▸ **YOUR OBJECTIVE**
Go through the entries below, tally each line with the string "text", and give the final number by itself.
[START MATERIAL SUPPLIED]
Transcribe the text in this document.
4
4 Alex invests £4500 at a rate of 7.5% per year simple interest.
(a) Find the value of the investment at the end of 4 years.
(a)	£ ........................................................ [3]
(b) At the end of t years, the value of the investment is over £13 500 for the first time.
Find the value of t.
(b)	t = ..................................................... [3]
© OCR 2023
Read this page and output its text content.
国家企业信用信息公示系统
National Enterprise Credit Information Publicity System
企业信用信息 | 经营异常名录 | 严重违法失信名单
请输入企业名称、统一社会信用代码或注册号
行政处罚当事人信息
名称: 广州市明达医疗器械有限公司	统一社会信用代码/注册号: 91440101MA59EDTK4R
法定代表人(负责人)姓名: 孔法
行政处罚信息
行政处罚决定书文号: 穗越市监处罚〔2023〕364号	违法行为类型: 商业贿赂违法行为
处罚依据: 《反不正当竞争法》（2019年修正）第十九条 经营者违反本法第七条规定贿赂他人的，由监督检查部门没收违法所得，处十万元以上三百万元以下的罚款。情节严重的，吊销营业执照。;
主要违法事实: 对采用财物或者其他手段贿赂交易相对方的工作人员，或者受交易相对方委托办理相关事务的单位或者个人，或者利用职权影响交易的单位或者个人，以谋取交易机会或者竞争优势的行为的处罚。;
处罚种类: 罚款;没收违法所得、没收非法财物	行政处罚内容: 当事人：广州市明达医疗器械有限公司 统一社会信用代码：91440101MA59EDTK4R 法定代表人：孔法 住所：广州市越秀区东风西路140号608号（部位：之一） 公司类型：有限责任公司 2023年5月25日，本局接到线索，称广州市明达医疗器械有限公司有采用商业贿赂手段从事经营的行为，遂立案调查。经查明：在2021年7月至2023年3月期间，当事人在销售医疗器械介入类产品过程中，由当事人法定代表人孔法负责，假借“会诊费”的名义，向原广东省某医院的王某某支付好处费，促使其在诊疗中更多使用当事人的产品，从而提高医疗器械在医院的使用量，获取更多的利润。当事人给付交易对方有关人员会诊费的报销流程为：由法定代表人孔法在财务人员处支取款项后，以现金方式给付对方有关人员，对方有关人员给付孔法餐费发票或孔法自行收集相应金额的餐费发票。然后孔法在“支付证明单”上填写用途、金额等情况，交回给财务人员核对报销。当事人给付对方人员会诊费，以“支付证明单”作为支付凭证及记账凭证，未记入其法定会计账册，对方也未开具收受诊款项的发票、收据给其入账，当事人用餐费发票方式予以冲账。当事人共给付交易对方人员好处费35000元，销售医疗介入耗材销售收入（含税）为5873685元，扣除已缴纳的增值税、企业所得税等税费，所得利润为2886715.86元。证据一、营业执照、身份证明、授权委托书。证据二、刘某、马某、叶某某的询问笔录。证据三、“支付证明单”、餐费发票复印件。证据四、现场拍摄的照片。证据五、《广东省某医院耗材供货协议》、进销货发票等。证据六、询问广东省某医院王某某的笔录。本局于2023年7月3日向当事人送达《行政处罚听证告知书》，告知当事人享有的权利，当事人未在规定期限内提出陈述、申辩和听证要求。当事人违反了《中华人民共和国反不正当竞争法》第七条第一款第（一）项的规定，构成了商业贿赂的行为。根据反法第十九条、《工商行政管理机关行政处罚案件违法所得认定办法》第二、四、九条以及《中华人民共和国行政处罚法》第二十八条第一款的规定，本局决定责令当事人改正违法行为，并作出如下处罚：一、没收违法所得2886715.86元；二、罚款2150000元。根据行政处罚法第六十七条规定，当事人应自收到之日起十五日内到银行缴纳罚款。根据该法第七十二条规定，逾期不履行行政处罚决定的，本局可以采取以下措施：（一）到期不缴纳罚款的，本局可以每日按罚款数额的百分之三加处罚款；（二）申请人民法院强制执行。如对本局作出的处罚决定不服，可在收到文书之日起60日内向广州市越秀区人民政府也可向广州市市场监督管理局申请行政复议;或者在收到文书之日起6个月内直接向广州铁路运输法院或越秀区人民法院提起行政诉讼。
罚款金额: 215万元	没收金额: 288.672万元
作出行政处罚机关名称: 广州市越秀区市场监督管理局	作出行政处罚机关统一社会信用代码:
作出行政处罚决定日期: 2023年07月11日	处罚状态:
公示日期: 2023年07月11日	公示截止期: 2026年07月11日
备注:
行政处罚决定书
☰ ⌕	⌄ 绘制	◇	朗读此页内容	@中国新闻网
[END MATERIAL SUPPLIED]
▸ **RESULT FOR THIS TASK**
2